▶ **PAGE EXCERPT**:
Tuesday, May 18, 2010

Tuesday newspaper round-up: British Airways, Jupiter Asset, Prudential

Date: Tuesday 18 May 2010


British Airways has been granted an injunction to stop the Unite union from carrying out cabin crew strikes that had been due to start at midnight tonight.


The High Court ruling, based on a technicality in the balloting procedure, is set to delay the start of the first of a four five-day strikes planned for May and June. Unite conceded it would have to call off tonight’s strikes but said it would appeal immediately, meaning the case could reach the Court of Appeal as soon as tomorrow, the Times reports.

Jupiter Asset Management, one of the UK's best known fund managers, will today brave volatile markets by announcing its intention to list its shares publicly on the London Stock Exchange, potentially capitalising the group at up to £1bn. The float could net more than £500m for the group's 500 staff, including Edward Bonham Carter, chief executive, and big investors and top fund managers Tony Nutt, Philip Gibbs and John Chatfeild Roberts, the FT reports.

Foreign holders of
Greek and Portuguese debt have seized on emergency intervention by the European Central Bank to exit their positions, leaving eurozone taxpayers exposed to the credit risk. The Bank of New York Mellon said its custodial data showed a "sharp acceleration" of net sales of debt from the two countries after the ECB began purchasing €16.5bn of bonds from southern Europe and Ireland in bid to halt market panic, the Telegraph reports.

▶ **REQUIREMENT A**:
Repeat the part of the newspaper round-up starting with "British Airways has" and going on through "at midnight tonight.".
▶ **REQUIREMENT B**:
Write what comes next in the newspaper round-up, picking up after its last sentence.
The rows that come next have no connection to the newspaper round-up.

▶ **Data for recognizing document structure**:
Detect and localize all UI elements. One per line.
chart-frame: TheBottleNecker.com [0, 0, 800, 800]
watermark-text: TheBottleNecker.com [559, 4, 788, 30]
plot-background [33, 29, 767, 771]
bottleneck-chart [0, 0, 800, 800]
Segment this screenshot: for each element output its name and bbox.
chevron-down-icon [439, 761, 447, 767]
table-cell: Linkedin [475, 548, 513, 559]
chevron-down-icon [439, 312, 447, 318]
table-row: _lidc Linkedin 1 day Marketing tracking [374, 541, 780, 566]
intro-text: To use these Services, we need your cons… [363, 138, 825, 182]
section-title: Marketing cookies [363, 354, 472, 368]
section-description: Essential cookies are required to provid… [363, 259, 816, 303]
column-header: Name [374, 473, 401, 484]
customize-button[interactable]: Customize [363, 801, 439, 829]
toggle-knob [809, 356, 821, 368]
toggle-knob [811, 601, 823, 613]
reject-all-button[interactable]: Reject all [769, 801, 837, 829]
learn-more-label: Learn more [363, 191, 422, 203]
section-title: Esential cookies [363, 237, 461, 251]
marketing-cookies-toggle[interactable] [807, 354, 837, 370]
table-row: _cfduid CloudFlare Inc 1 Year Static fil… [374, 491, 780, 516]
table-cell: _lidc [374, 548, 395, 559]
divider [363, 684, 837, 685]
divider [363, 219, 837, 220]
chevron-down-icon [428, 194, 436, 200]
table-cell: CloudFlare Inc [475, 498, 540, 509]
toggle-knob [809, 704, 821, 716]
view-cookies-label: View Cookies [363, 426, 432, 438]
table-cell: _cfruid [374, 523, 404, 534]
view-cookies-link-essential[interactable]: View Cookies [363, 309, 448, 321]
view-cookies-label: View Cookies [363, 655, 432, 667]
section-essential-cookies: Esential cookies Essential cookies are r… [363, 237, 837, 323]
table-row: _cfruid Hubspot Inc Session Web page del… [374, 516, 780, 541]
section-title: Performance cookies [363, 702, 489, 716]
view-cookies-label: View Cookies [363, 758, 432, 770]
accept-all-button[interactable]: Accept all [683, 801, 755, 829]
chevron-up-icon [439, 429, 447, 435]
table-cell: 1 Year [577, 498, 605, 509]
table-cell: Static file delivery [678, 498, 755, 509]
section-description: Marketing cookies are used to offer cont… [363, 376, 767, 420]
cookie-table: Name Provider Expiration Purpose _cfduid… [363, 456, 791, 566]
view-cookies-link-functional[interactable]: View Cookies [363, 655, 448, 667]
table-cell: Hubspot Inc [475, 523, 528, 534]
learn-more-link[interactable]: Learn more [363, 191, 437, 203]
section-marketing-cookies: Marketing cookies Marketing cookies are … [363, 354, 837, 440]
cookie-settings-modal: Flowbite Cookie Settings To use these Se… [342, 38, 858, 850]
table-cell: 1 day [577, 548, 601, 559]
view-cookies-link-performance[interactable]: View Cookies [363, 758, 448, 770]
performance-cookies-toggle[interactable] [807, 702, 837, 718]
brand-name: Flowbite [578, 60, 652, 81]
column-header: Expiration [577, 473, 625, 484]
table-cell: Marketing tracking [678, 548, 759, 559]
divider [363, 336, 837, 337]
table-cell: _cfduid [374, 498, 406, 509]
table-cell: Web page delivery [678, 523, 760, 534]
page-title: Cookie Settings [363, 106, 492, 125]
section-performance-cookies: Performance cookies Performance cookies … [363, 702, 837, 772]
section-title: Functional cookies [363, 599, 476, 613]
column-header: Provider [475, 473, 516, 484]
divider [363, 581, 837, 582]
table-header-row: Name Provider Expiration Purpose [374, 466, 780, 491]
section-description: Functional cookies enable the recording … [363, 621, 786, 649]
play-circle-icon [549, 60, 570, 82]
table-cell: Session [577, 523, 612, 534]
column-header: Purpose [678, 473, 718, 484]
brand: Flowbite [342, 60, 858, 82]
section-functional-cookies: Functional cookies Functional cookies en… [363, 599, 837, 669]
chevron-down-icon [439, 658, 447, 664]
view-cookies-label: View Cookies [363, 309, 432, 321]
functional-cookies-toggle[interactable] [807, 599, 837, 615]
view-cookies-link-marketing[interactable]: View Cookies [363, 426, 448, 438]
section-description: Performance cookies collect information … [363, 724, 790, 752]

▶ **RESPONSE BOX A**:
British Airways has been granted an injunction to stop the Unite union from carrying out cabin crew strikes that had been due to start at midnight tonight.

▶ **RESPONSE BOX B**:
The European Central Bank has bought €16.5bn of eurozone government bonds as part of international rescue plan, amid widespread investor concern that the intervention is not yet big enough to stabilise debt markets. The euro on Monday fell to its weakest level against the US dollar since April 2006 in spite of the €750bn international support package and central bank intervention. The euro has fallen 14% against the dollar this year, the FT reports.

Foreign demand for
US and UK financial assets has surged amid anxiety over the turbulence in European markets. In the US, purchases of long-term securities, which include equities and bonds, nearly tripled from February to March, reaching a record $140.5bn, with China reversing course and adding to its Treasury holdings for the first time in six months. Private investors, flocking to safety, bought $80.2bn of Treasury bonds and notes, according to the latest Treasury International Capital data, the FT reports.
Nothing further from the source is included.